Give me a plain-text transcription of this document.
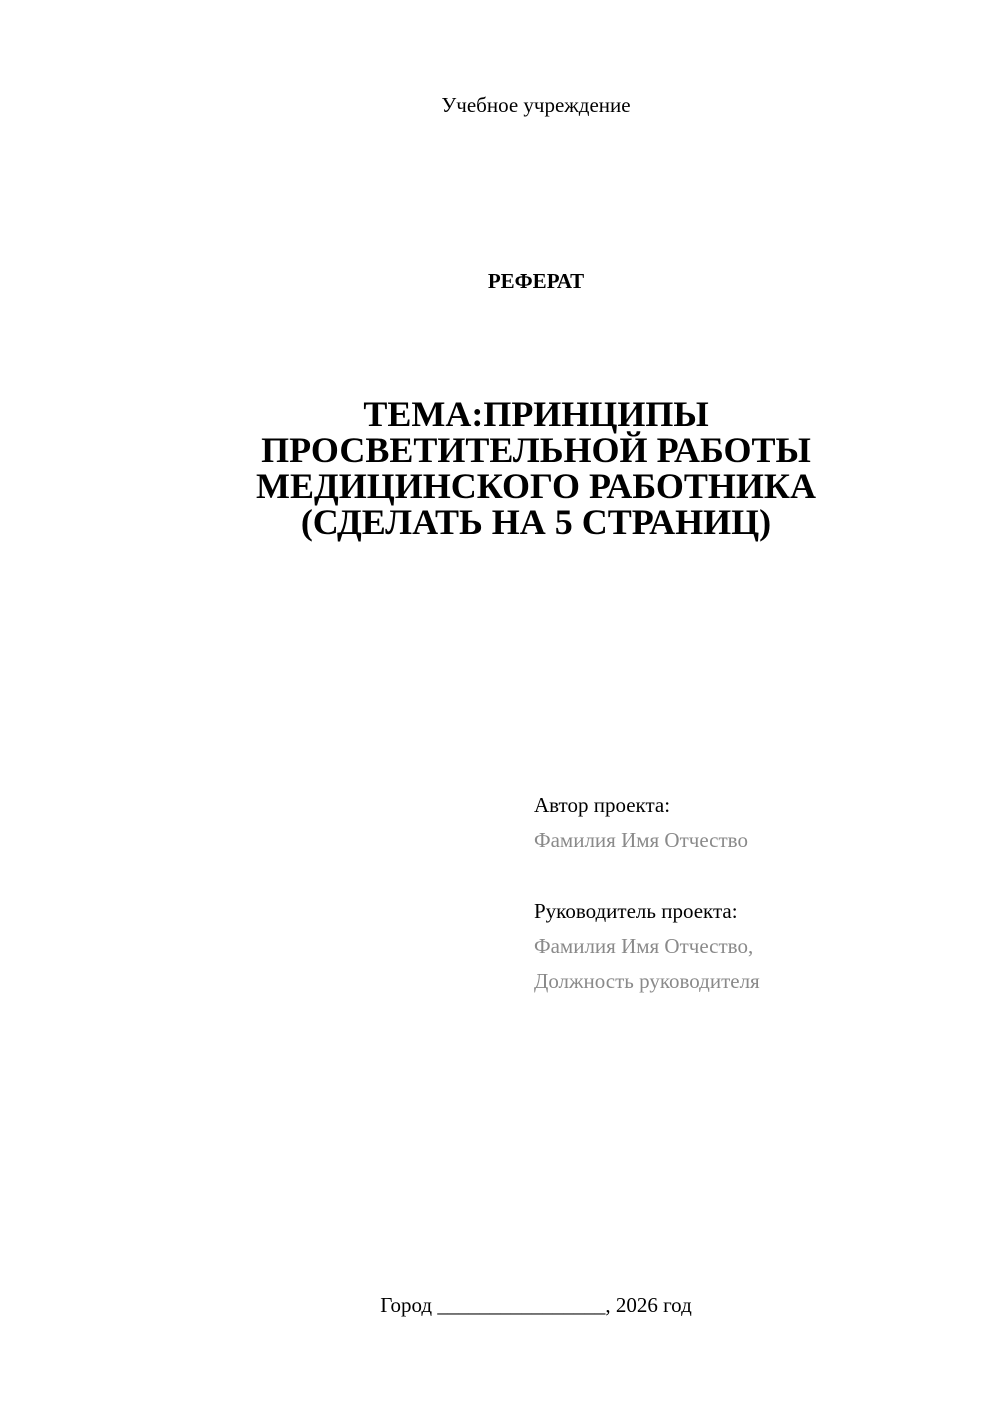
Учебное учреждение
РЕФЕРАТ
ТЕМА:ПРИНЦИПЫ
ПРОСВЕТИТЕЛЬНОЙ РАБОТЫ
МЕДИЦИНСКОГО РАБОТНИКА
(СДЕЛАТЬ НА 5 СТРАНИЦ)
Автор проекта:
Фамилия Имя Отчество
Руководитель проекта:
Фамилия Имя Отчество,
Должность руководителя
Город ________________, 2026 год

_SHORT EXERCISE_
Transcribe every line in the entries above, taking out only the images.

_ANSWER FOR THIS EXERCISE_
Give me a plain-text transcription of this document.
Учебное учреждение
РЕФЕРАТ
ТЕМА:ПРИНЦИПЫ
ПРОСВЕТИТЕЛЬНОЙ РАБОТЫ
МЕДИЦИНСКОГО РАБОТНИКА
(СДЕЛАТЬ НА 5 СТРАНИЦ)
Автор проекта:
Фамилия Имя Отчество
Руководитель проекта:
Фамилия Имя Отчество,
Должность руководителя
Город ________________, 2026 год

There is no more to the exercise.